● What you should do: Reproduce the data from the line containing "- expand-arrow-icon[interactable]: [38, 353, 46, 361]" down to the line containing "- filter-button[interactable]: Geänderte: [484, 114, 572, 132]", with "filter-count" replaced by "filter-badge" and nothing else changed.

● Records for this exercise:
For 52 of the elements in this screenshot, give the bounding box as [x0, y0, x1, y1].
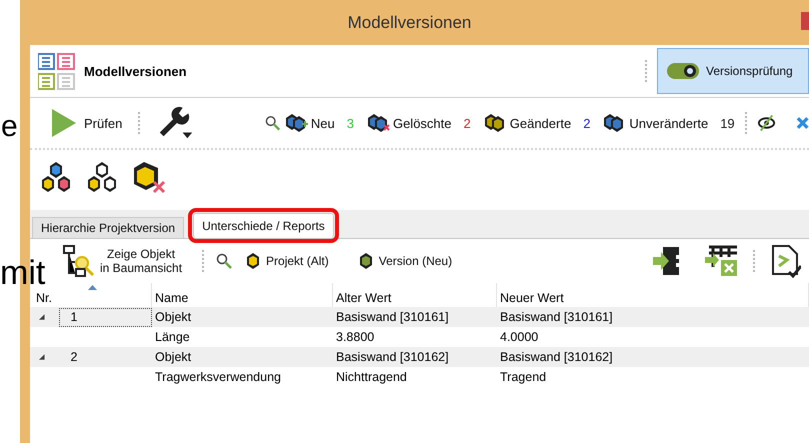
- expand-arrow-icon[interactable]: [38, 353, 46, 361]
- table-export-icon[interactable]: [703, 245, 739, 277]
- new-version-button[interactable]: Version (Neu): [358, 253, 452, 269]
- cube-delete-icon[interactable]: [132, 162, 166, 194]
- tab[interactable]: Hierarchie Projektversion: [32, 217, 184, 238]
- version-check-toggle[interactable]: Versionsprüfung: [657, 48, 809, 94]
- table-cell: Basiswand [310161]: [336, 310, 449, 324]
- column-header[interactable]: Nr.: [36, 291, 52, 305]
- filter-count: 2: [464, 116, 471, 130]
- table-cell: Objekt: [155, 350, 192, 364]
- table-cell: Tragwerksverwendung: [155, 370, 281, 384]
- cubes-icon: [368, 114, 390, 132]
- column-header[interactable]: Neuer Wert: [500, 291, 564, 305]
- row-number: 2: [69, 349, 78, 366]
- column-header[interactable]: Name: [155, 291, 188, 305]
- cube-icon: [246, 253, 260, 269]
- column-header[interactable]: Alter Wert: [336, 291, 392, 305]
- show-in-tree-button[interactable]: Zeige Objekt in Baumansicht: [62, 244, 182, 278]
- filter-count: 19: [720, 116, 735, 130]
- tree-search-icon: [62, 244, 96, 278]
- filter-count: 3: [346, 116, 354, 130]
- search-icon[interactable]: [264, 115, 280, 131]
- filter-button[interactable]: Neu: [286, 114, 335, 132]
- play-icon: [52, 109, 76, 137]
- filter-count: 2: [583, 116, 590, 130]
- table-cell: Objekt: [155, 310, 192, 324]
- slide-text: e: [1, 112, 18, 142]
- filter-button[interactable]: Geänderte: [484, 114, 572, 132]
- window-title: Modellversionen: [348, 12, 472, 32]
- search-icon[interactable]: [216, 253, 232, 269]
- table-cell: Tragend: [500, 370, 546, 384]
- table-cell: Basiswand [310162]: [500, 350, 613, 364]
- cube-icon: [358, 253, 373, 269]
- filter-button[interactable]: Unveränderte: [604, 114, 708, 132]
- table-cell: Basiswand [310162]: [336, 350, 449, 364]
- document-link-check-icon[interactable]: [769, 244, 801, 278]
- old-project-button[interactable]: Projekt (Alt): [246, 253, 329, 269]
- close-icon[interactable]: [796, 116, 809, 130]
- table-cell: Nichttragend: [336, 370, 407, 384]
- sort-arrow-icon[interactable]: [88, 285, 97, 290]
- toggle-switch-icon: [666, 62, 700, 80]
- table-cell: Länge: [155, 330, 190, 344]
- eye-icon[interactable]: [756, 114, 776, 132]
- table-cell: Basiswand [310161]: [500, 310, 613, 324]
- run-check-button[interactable]: Prüfen: [52, 109, 122, 137]
- table-cell: 4.0000: [500, 330, 538, 344]
- module-title: Modellversionen: [84, 64, 188, 78]
- cubes-icon: [484, 114, 507, 132]
- table-cell: 3.8800: [336, 330, 374, 344]
- cubes-icon: [286, 114, 308, 132]
- expand-arrow-icon[interactable]: [38, 313, 46, 321]
- filter-button[interactable]: Gelöschte: [368, 114, 452, 132]
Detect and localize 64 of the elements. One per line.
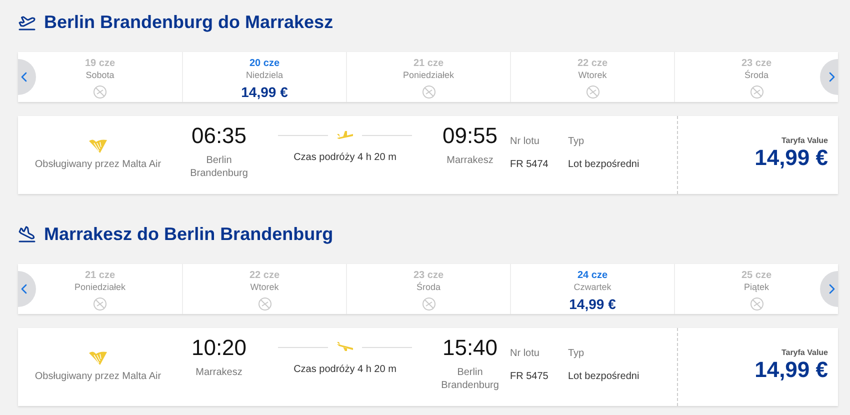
fare-label: Taryfa Value <box>781 348 828 357</box>
departure-time: 06:35 <box>191 122 247 150</box>
weekday-label: Poniedziałek <box>402 70 454 81</box>
weekday-label: Wtorek <box>250 282 279 293</box>
date-label[interactable]: 20 cze <box>249 58 280 70</box>
date-label[interactable]: 21 cze <box>413 58 444 70</box>
weekday-label: Sobota <box>86 70 114 81</box>
plane-icon <box>336 130 354 140</box>
harp-logo-icon <box>88 350 108 366</box>
flight-type: Lot bezpośredni <box>568 371 640 382</box>
no-flight-icon <box>750 297 764 311</box>
flight-number: FR 5475 <box>510 371 550 382</box>
flight-number-label: Nr lotu <box>510 348 540 359</box>
no-flight-icon <box>258 297 272 311</box>
arrival-time: 15:40 <box>442 334 498 362</box>
no-flight-icon <box>750 85 764 99</box>
no-flight-icon <box>586 85 600 99</box>
operator-label: Obsługiwany przez Malta Air <box>34 159 162 170</box>
duration-label: Czas podróży 4 h 20 m <box>294 152 396 163</box>
date-label[interactable]: 22 cze <box>577 58 608 70</box>
weekday-label: Środa <box>416 282 441 293</box>
date-label[interactable]: 23 cze <box>741 58 772 70</box>
departure-city: Marrakesz <box>196 366 242 379</box>
weekday-label: Wtorek <box>578 70 607 81</box>
plane-icon <box>18 13 36 31</box>
arrival-city: Marrakesz <box>446 154 494 167</box>
arrival-time: 09:55 <box>442 122 498 150</box>
fare-price: 14,99 € <box>754 357 828 383</box>
fare-label: Taryfa Value <box>781 136 828 145</box>
date-price[interactable]: 14,99 € <box>569 296 616 312</box>
date-label[interactable]: 22 cze <box>249 270 280 282</box>
weekday-label: Środa <box>744 70 769 81</box>
harp-logo-icon <box>88 138 108 154</box>
no-flight-icon <box>422 85 436 99</box>
duration-label: Czas podróży 4 h 20 m <box>294 364 396 375</box>
type-label: Typ <box>568 136 586 147</box>
flight-type: Lot bezpośredni <box>568 159 640 170</box>
departure-time: 10:20 <box>191 334 247 362</box>
no-flight-icon <box>93 85 107 99</box>
flight-number: FR 5474 <box>510 159 550 170</box>
date-label[interactable]: 21 cze <box>84 270 116 282</box>
fare-price: 14,99 € <box>754 145 828 171</box>
weekday-label: Piątek <box>744 282 769 293</box>
route-title: Berlin Brandenburg do Marrakesz <box>44 12 334 32</box>
plane-icon <box>336 342 354 352</box>
weekday-label: Poniedziałek <box>74 282 126 293</box>
no-flight-icon <box>422 297 436 311</box>
operator-label: Obsługiwany przez Malta Air <box>34 371 162 382</box>
flight-card[interactable]: Obsługiwany przez Malta Air 06:35 Berlin Brandenburg Czas podróży 4 h 20 m 09:55 Marrakesz Nr lotu FR 5474 Typ Lot bezpośredni Taryfa Value 14,99 € <box>18 116 838 194</box>
weekday-label: Czwartek <box>574 282 612 293</box>
date-label[interactable]: 25 cze <box>741 270 772 282</box>
date-label[interactable]: 24 cze <box>577 270 608 282</box>
plane-icon <box>18 225 36 243</box>
flight-card[interactable]: Obsługiwany przez Malta Air 10:20 Marrakesz Czas podróży 4 h 20 m 15:40 Berlin Brandenburg Nr lotu FR 5475 Typ Lot bezpośredni Taryfa Value 14,99 € <box>18 328 838 406</box>
route-title: Marrakesz do Berlin Brandenburg <box>44 224 334 244</box>
date-price[interactable]: 14,99 € <box>241 84 288 100</box>
weekday-label: Niedziela <box>246 70 284 81</box>
date-label[interactable]: 23 cze <box>413 270 444 282</box>
type-label: Typ <box>568 348 586 359</box>
departure-city: Berlin Brandenburg <box>189 154 249 180</box>
date-label[interactable]: 19 cze <box>84 58 116 70</box>
flight-number-label: Nr lotu <box>510 136 540 147</box>
arrival-city: Berlin Brandenburg <box>440 366 500 392</box>
no-flight-icon <box>93 297 107 311</box>
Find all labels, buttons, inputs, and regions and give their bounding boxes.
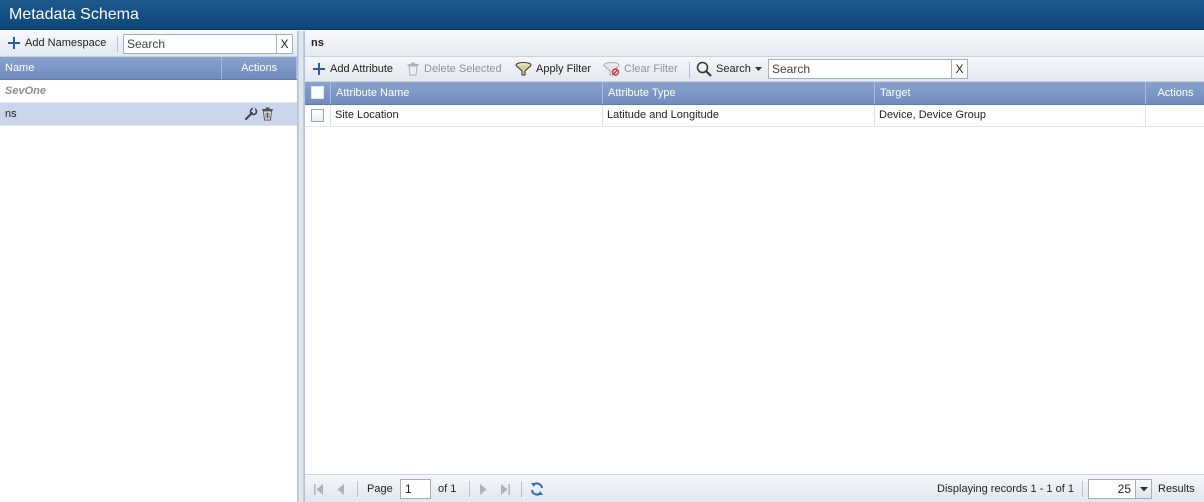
- cell-attribute-type: Latitude and Longitude: [603, 105, 875, 126]
- column-header-target[interactable]: Target: [875, 82, 1146, 104]
- column-header-attribute-type[interactable]: Attribute Type: [603, 82, 875, 104]
- namespace-group-row[interactable]: SevOne: [0, 80, 297, 103]
- next-page-icon[interactable]: [475, 481, 491, 497]
- first-page-icon[interactable]: [311, 481, 327, 497]
- plus-icon: [7, 36, 21, 50]
- attribute-grid-header: Attribute Name Attribute Type Target Act…: [305, 82, 1204, 105]
- clear-filter-label: Clear Filter: [624, 63, 678, 75]
- cell-actions: [1146, 105, 1204, 126]
- attribute-search-input[interactable]: [769, 60, 951, 78]
- toolbar-separator: [689, 62, 690, 78]
- namespace-name: ns: [5, 108, 17, 120]
- namespace-search-clear-button[interactable]: X: [276, 35, 292, 53]
- cell-attribute-name: Site Location: [331, 105, 603, 126]
- namespace-grid-header: Name Actions: [0, 57, 297, 80]
- search-menu-button[interactable]: Search: [696, 61, 762, 77]
- apply-filter-button[interactable]: Apply Filter: [515, 62, 591, 76]
- clear-filter-button[interactable]: Clear Filter: [603, 62, 678, 76]
- select-all-checkbox[interactable]: [311, 86, 324, 99]
- plus-icon: [312, 62, 326, 76]
- page-size-select[interactable]: 25: [1088, 479, 1152, 499]
- namespace-search: X: [123, 34, 293, 54]
- toolbar-separator: [117, 36, 118, 52]
- cell-target: Device, Device Group: [875, 105, 1146, 126]
- page-title: Metadata Schema: [9, 6, 139, 23]
- delete-selected-label: Delete Selected: [424, 63, 502, 75]
- attribute-search: X: [768, 59, 968, 79]
- column-header-name[interactable]: Name: [0, 57, 223, 79]
- add-attribute-label: Add Attribute: [330, 63, 393, 75]
- select-all-cell: [305, 82, 331, 104]
- namespace-panel: Add Namespace X Name Actions SevOne ns: [0, 31, 298, 502]
- namespace-search-input[interactable]: [124, 35, 276, 53]
- results-label: Results: [1158, 483, 1195, 495]
- namespace-row[interactable]: ns: [0, 103, 297, 126]
- attribute-search-clear-button[interactable]: X: [951, 60, 967, 78]
- records-display-text: Displaying records 1 - 1 of 1: [937, 483, 1074, 495]
- refresh-icon[interactable]: [528, 480, 546, 498]
- add-namespace-label: Add Namespace: [25, 37, 107, 49]
- delete-selected-button[interactable]: Delete Selected: [406, 62, 502, 76]
- attribute-panel-header: ns: [305, 31, 1204, 57]
- chevron-down-icon: [754, 63, 762, 75]
- page-number-input[interactable]: 1: [400, 479, 431, 499]
- namespace-row-actions: [244, 107, 274, 124]
- attribute-panel: ns Add Attribute Delete Selected Apply F…: [304, 31, 1204, 502]
- add-namespace-button[interactable]: Add Namespace: [7, 36, 106, 50]
- search-menu-label: Search: [716, 63, 751, 75]
- row-checkbox[interactable]: [311, 109, 324, 122]
- namespace-group-label: SevOne: [5, 85, 46, 97]
- last-page-icon[interactable]: [497, 481, 513, 497]
- pager-separator: [521, 481, 522, 497]
- wrench-icon[interactable]: [244, 107, 258, 124]
- title-bar: Metadata Schema: [0, 0, 1204, 30]
- pager-separator: [357, 481, 358, 497]
- pager-separator: [469, 481, 470, 497]
- table-row[interactable]: Site Location Latitude and Longitude Dev…: [305, 105, 1204, 127]
- column-header-actions[interactable]: Actions: [222, 57, 297, 79]
- previous-page-icon[interactable]: [333, 481, 349, 497]
- chevron-down-icon[interactable]: [1135, 480, 1151, 498]
- clear-filter-icon: [603, 62, 620, 76]
- page-label: Page: [367, 483, 393, 495]
- row-select-cell: [305, 105, 331, 126]
- namespace-toolbar: Add Namespace X: [0, 31, 297, 57]
- trash-icon: [406, 62, 420, 76]
- apply-filter-label: Apply Filter: [536, 63, 592, 75]
- attribute-panel-title: ns: [311, 37, 324, 49]
- attribute-grid: Attribute Name Attribute Type Target Act…: [305, 82, 1204, 127]
- pager-separator: [1082, 481, 1083, 497]
- attribute-toolbar: Add Attribute Delete Selected Apply Filt…: [305, 57, 1204, 82]
- page-size-value: 25: [1117, 482, 1131, 496]
- trash-icon[interactable]: [261, 107, 274, 124]
- page-count-label: of 1: [438, 483, 457, 495]
- add-attribute-button[interactable]: Add Attribute: [312, 62, 393, 76]
- column-header-attribute-name[interactable]: Attribute Name: [331, 82, 603, 104]
- column-header-actions[interactable]: Actions: [1146, 82, 1204, 104]
- filter-icon: [515, 62, 532, 76]
- search-icon: [696, 61, 712, 77]
- paging-toolbar: Page 1 of 1 Displaying records 1 - 1 of …: [305, 474, 1204, 502]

● In response:
- expand-arrow-icon[interactable]: [38, 353, 46, 361]
- table-export-icon[interactable]: [703, 245, 739, 277]
- new-version-button[interactable]: Version (Neu): [358, 253, 452, 269]
- cube-delete-icon[interactable]: [132, 162, 166, 194]
- tab[interactable]: Hierarchie Projektversion: [32, 217, 184, 238]
- version-check-toggle[interactable]: Versionsprüfung: [657, 48, 809, 94]
- table-cell: Basiswand [310161]: [336, 310, 449, 324]
- column-header[interactable]: Nr.: [36, 291, 52, 305]
- filter-badge: 2: [464, 116, 471, 130]
- table-cell: Objekt: [155, 350, 192, 364]
- table-cell: Tragwerksverwendung: [155, 370, 281, 384]
- cubes-icon: [368, 114, 390, 132]
- column-header[interactable]: Neuer Wert: [500, 291, 564, 305]
- row-number: 2: [69, 349, 78, 366]
- column-header[interactable]: Name: [155, 291, 188, 305]
- cube-icon: [246, 253, 260, 269]
- column-header[interactable]: Alter Wert: [336, 291, 392, 305]
- show-in-tree-button[interactable]: Zeige Objekt in Baumansicht: [62, 244, 182, 278]
- filter-badge: 19: [720, 116, 735, 130]
- tree-search-icon: [62, 244, 96, 278]
- filter-badge: 3: [346, 116, 354, 130]
- search-icon[interactable]: [264, 115, 280, 131]
- filter-button[interactable]: Neu: [286, 114, 335, 132]
- play-icon: [52, 109, 76, 137]
- filter-badge: 2: [583, 116, 590, 130]
- table-cell: Objekt: [155, 310, 192, 324]
- slide-text: e: [1, 112, 18, 142]
- filter-button[interactable]: Geänderte: [484, 114, 572, 132]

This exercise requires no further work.